Return every line from the records below with the string "name".

[[ RECORDED INFORMATION open ]]

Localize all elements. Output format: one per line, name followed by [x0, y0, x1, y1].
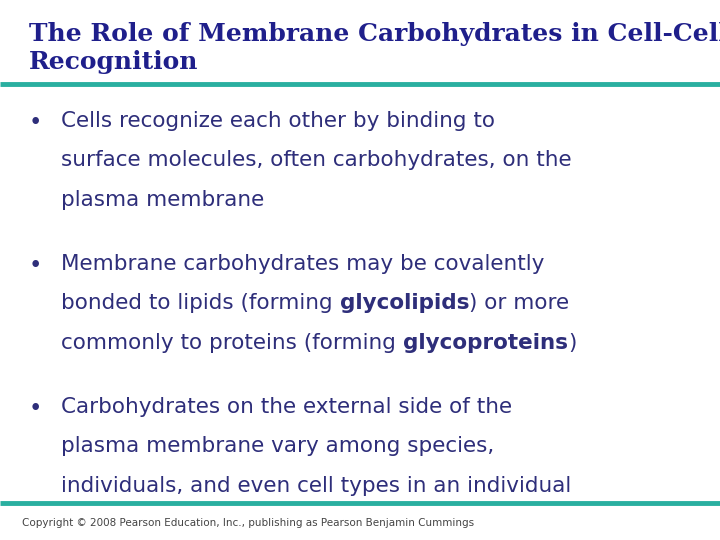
Text: Carbohydrates on the external side of the: Carbohydrates on the external side of th… [61, 397, 513, 417]
Text: plasma membrane: plasma membrane [61, 190, 264, 210]
Text: The Role of Membrane Carbohydrates in Cell-Cell
Recognition: The Role of Membrane Carbohydrates in Ce… [29, 22, 720, 75]
Text: glycoproteins: glycoproteins [403, 333, 568, 353]
Text: •: • [29, 397, 42, 420]
Text: •: • [29, 254, 42, 277]
Text: ): ) [568, 333, 576, 353]
Text: ) or more: ) or more [469, 293, 570, 313]
Text: bonded to lipids (forming: bonded to lipids (forming [61, 293, 340, 313]
Text: plasma membrane vary among species,: plasma membrane vary among species, [61, 436, 495, 456]
Text: commonly to proteins (forming: commonly to proteins (forming [61, 333, 403, 353]
Text: surface molecules, often carbohydrates, on the: surface molecules, often carbohydrates, … [61, 150, 572, 170]
Text: Membrane carbohydrates may be covalently: Membrane carbohydrates may be covalently [61, 254, 544, 274]
Text: •: • [29, 111, 42, 134]
Text: Cells recognize each other by binding to: Cells recognize each other by binding to [61, 111, 495, 131]
Text: glycolipids: glycolipids [340, 293, 469, 313]
Text: Copyright © 2008 Pearson Education, Inc., publishing as Pearson Benjamin Cumming: Copyright © 2008 Pearson Education, Inc.… [22, 518, 474, 528]
Text: individuals, and even cell types in an individual: individuals, and even cell types in an i… [61, 476, 572, 496]
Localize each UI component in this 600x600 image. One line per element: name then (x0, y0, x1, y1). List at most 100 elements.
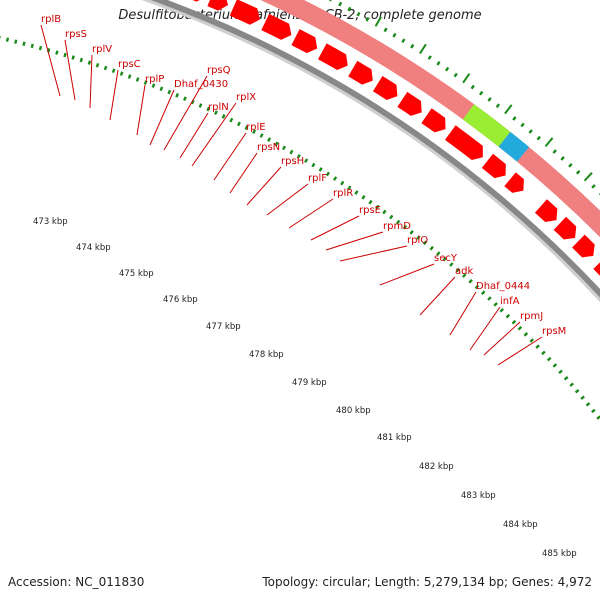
cds-arrow (504, 172, 524, 193)
tick-mark (389, 214, 394, 220)
gene-leader-line (339, 245, 408, 262)
gene-label: rpsN (257, 142, 280, 153)
gene-label: rplE (246, 122, 266, 133)
tick-mark (517, 325, 523, 331)
tick-mark (575, 169, 581, 175)
tick-mark (338, 1, 343, 7)
cds-arrow (229, 0, 260, 25)
tick-mark (135, 77, 140, 82)
gene-label: rplO (407, 235, 428, 246)
gene-leader-line (40, 24, 61, 97)
tick-mark (568, 163, 573, 168)
tick-mark (22, 41, 26, 46)
tick-mark (167, 89, 172, 95)
tick-mark (552, 149, 557, 154)
gene-label: rpsC (118, 59, 141, 70)
tick-mark (493, 302, 498, 307)
gene-label: Dhaf_0444 (476, 281, 530, 292)
scale-label: 473 kbp (33, 217, 68, 227)
gene-leader-line (64, 39, 76, 101)
tick-mark (574, 388, 580, 394)
cds-arrow-track (192, 0, 600, 276)
scale-label: 482 kbp (419, 462, 454, 472)
tick-mark (55, 50, 59, 55)
tick-mark (127, 74, 132, 79)
tick-mark (546, 356, 552, 362)
tick-mark (214, 110, 218, 116)
gene-label: adk (455, 266, 473, 277)
tick-mark (419, 43, 427, 55)
tick-mark (401, 38, 406, 44)
scale-label: 474 kbp (76, 243, 111, 253)
gene-label: rplV (92, 44, 112, 55)
gene-leader-line (483, 321, 521, 356)
tick-mark (296, 153, 301, 159)
tick-mark (410, 43, 415, 49)
tick-mark (95, 63, 100, 68)
tick-mark (520, 122, 525, 128)
tick-mark (462, 73, 471, 84)
gene-leader-line (213, 132, 247, 181)
tick-mark (198, 103, 203, 108)
gene-label: rplB (41, 14, 61, 25)
gene-leader-line (325, 231, 384, 251)
tick-mark (325, 171, 330, 177)
cds-arrow (481, 153, 506, 179)
tick-mark (583, 171, 593, 182)
tick-mark (580, 395, 585, 400)
tick-mark (416, 235, 421, 240)
tick-mark (453, 72, 458, 78)
tick-mark (38, 45, 43, 51)
tick-mark (505, 313, 511, 319)
gene-label: Dhaf_0430 (174, 79, 228, 90)
tick-mark (558, 369, 563, 375)
tick-mark (329, 0, 332, 2)
cds-arrow (593, 262, 600, 276)
gene-leader-line (136, 84, 146, 136)
scale-label: 477 kbp (206, 322, 241, 332)
tick-mark (544, 137, 554, 147)
tick-mark (175, 93, 180, 98)
gene-leader-line (163, 75, 208, 151)
gene-label: rpsQ (207, 65, 231, 76)
tick-mark (190, 99, 195, 105)
tick-mark (422, 240, 428, 246)
tick-mark (569, 382, 574, 387)
gene-highlight-green (462, 104, 511, 147)
tick-mark (151, 83, 156, 88)
tick-mark (382, 209, 387, 215)
tick-mark (361, 194, 366, 200)
tick-mark (304, 158, 309, 163)
tick-mark (563, 376, 569, 381)
gene-leader-line (109, 69, 119, 121)
gene-leader-line (497, 336, 543, 366)
tick-mark (480, 290, 486, 296)
tick-mark (71, 55, 75, 60)
scale-label: 483 kbp (461, 491, 496, 501)
gene-leader-line (229, 152, 258, 194)
tick-mark (267, 137, 272, 142)
cds-arrow (291, 29, 318, 54)
scale-labels: 473 kbp 474 kbp 475 kbp 476 kbp 477 kbp 478 k… (33, 217, 577, 559)
tick-mark (289, 149, 294, 155)
accession-text: Accession: NC_011830 (8, 575, 145, 589)
cds-arrow (444, 125, 483, 161)
scale-label: 479 kbp (292, 378, 327, 388)
gene-labels: rplB rpsS rplV rpsC rplP Dhaf_0430 rpsQ rplN rpl… (40, 14, 566, 366)
tick-mark (252, 129, 257, 134)
tick-mark (375, 204, 380, 210)
scale-label: 484 kbp (503, 520, 538, 530)
gene-label: secY (434, 253, 458, 264)
tick-mark (259, 133, 264, 138)
tick-mark (14, 39, 18, 44)
gene-bar-track (260, 0, 600, 238)
gene-leader-line (89, 54, 93, 109)
tick-mark (535, 344, 540, 349)
genome-backbone (141, 0, 600, 303)
tick-mark (356, 11, 361, 17)
tick-mark (236, 121, 241, 127)
scale-label: 476 kbp (163, 295, 198, 305)
tick-mark (318, 167, 323, 172)
tick-mark (474, 284, 480, 290)
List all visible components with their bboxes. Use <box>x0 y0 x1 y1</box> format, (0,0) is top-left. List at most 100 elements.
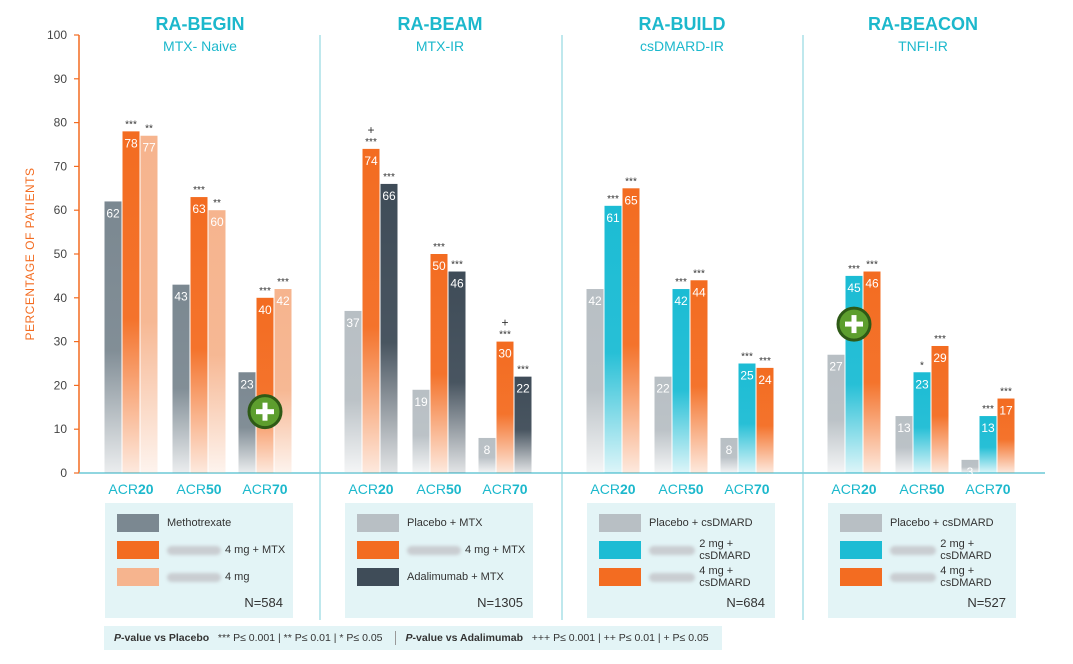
legend-item: 2 mg + csDMARD <box>840 538 1016 562</box>
sample-size-label: N=584 <box>244 595 283 610</box>
legend-item: Placebo + csDMARD <box>840 513 994 533</box>
significance-mark: + <box>367 123 374 137</box>
footnote-placebo-values: *** P≤ 0.001 | ** P≤ 0.01 | * P≤ 0.05 <box>217 632 383 644</box>
legend-item: 4 mg + csDMARD <box>840 565 1016 589</box>
bar-value-label: 43 <box>174 290 188 304</box>
bar-value-label: 24 <box>758 373 772 387</box>
bar-value-label: 23 <box>240 377 254 391</box>
group-label: ACR70 <box>724 481 769 497</box>
bar <box>104 201 122 473</box>
group-label-number: 50 <box>446 481 462 497</box>
significance-mark: *** <box>866 260 878 271</box>
group-label: ACR70 <box>242 481 287 497</box>
significance-mark: *** <box>607 194 619 205</box>
bar <box>863 271 881 473</box>
legend-label: 4 mg + csDMARD <box>940 565 992 589</box>
group-label: ACR70 <box>482 481 527 497</box>
bar-value-label: 42 <box>674 294 688 308</box>
y-tick-label: 30 <box>54 335 68 349</box>
legend-swatch <box>357 541 399 559</box>
bar <box>238 372 256 473</box>
footnote-bar: P-value vs Placebo *** P≤ 0.001 | ** P≤ … <box>104 626 722 650</box>
bar <box>845 275 863 473</box>
redacted-drug-name <box>167 545 221 555</box>
legend-box: Placebo + csDMARD 2 mg + csDMARD 4 mg + cs… <box>828 503 1016 618</box>
bar <box>622 188 640 474</box>
bar-value-label: 77 <box>142 141 156 155</box>
bar <box>274 289 292 473</box>
legend-swatch <box>117 514 159 532</box>
bar-value-label: 66 <box>382 189 396 203</box>
legend-label: Placebo + csDMARD <box>890 517 994 529</box>
group-label: ACR50 <box>899 481 944 497</box>
group-label-prefix: ACR <box>899 481 929 497</box>
bar-value-label: 30 <box>498 347 512 361</box>
bar <box>122 131 140 474</box>
bar-value-label: 25 <box>740 369 754 383</box>
legend-label: 4 mg + csDMARD <box>699 565 751 589</box>
bar-value-label: 19 <box>414 395 428 409</box>
significance-mark: ** <box>145 124 153 135</box>
legend-swatch <box>599 568 641 586</box>
bar-value-label: 29 <box>933 351 947 365</box>
bar <box>827 354 845 473</box>
legend-swatch <box>599 541 641 559</box>
bar-value-label: 60 <box>210 215 224 229</box>
bar-value-label: 62 <box>106 206 120 220</box>
bar-value-label: 37 <box>346 316 360 330</box>
plus-badge-horizontal <box>256 409 274 415</box>
significance-mark: * <box>920 360 924 371</box>
panel-subtitle: TNFI-IR <box>898 38 948 54</box>
legend-label: Methotrexate <box>167 517 232 529</box>
significance-mark: *** <box>193 185 205 196</box>
legend-swatch <box>117 541 159 559</box>
sample-size-label: N=527 <box>967 595 1006 610</box>
bar <box>362 148 380 473</box>
bar-value-label: 63 <box>192 202 206 216</box>
bar <box>380 183 398 474</box>
legend-item: Adalimumab + MTX <box>357 567 504 587</box>
bar <box>997 398 1015 473</box>
significance-mark: *** <box>934 334 946 345</box>
legend-box: Methotrexate 4 mg + MTX 4 mg N=584 <box>105 503 293 618</box>
y-axis-title: PERCENTAGE OF PATIENTS <box>23 167 37 340</box>
legend-label: 2 mg + csDMARD <box>940 538 992 562</box>
y-tick-label: 10 <box>54 422 68 436</box>
bar-value-label: 23 <box>915 377 929 391</box>
bar-value-label: 50 <box>432 259 446 273</box>
bar-value-label: 40 <box>258 303 272 317</box>
y-tick-label: 100 <box>47 28 67 42</box>
panel-title: RA-BEGIN <box>156 14 245 34</box>
group-label-prefix: ACR <box>965 481 995 497</box>
legend-swatch <box>117 568 159 586</box>
significance-mark: ** <box>213 198 221 209</box>
legend-swatch <box>357 568 399 586</box>
legend-swatch <box>599 514 641 532</box>
group-label: ACR50 <box>416 481 461 497</box>
panel-subtitle: csDMARD-IR <box>640 38 724 54</box>
bar <box>208 210 226 473</box>
bar <box>756 367 774 473</box>
footnote-placebo: P-value vs Placebo *** P≤ 0.001 | ** P≤ … <box>114 632 383 644</box>
y-tick-label: 80 <box>54 116 68 130</box>
y-tick-label: 20 <box>54 378 68 392</box>
bar-value-label: 45 <box>847 281 861 295</box>
redacted-drug-name <box>649 545 696 555</box>
group-label-prefix: ACR <box>482 481 512 497</box>
bar-value-label: 3 <box>967 465 974 479</box>
group-label: ACR70 <box>965 481 1010 497</box>
significance-mark: *** <box>365 137 377 148</box>
bar <box>979 416 997 473</box>
group-label-number: 20 <box>378 481 394 497</box>
legend-item: 2 mg + csDMARD <box>599 538 775 562</box>
bar-value-label: 46 <box>865 277 879 291</box>
legend-item: Placebo + csDMARD <box>599 513 753 533</box>
redacted-drug-name <box>167 572 221 582</box>
significance-mark: *** <box>517 365 529 376</box>
group-label-prefix: ACR <box>724 481 754 497</box>
bar <box>478 437 496 473</box>
group-label-prefix: ACR <box>658 481 688 497</box>
group-label: ACR20 <box>831 481 876 497</box>
group-label-number: 50 <box>929 481 945 497</box>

[[ RECORDED INFORMATION closed ]]

## EXERCISE SOLUTION
Localize all elements. Output format: one per line, name followed by [x0, y0, x1, y1].
Localize each UI component in this 600x600 image. One line per element: name then (x0, y0, x1, y1). List at most 100 elements.
redacted-drug-name <box>167 545 221 555</box>
redacted-drug-name <box>649 545 696 555</box>
redacted-drug-name <box>167 572 221 582</box>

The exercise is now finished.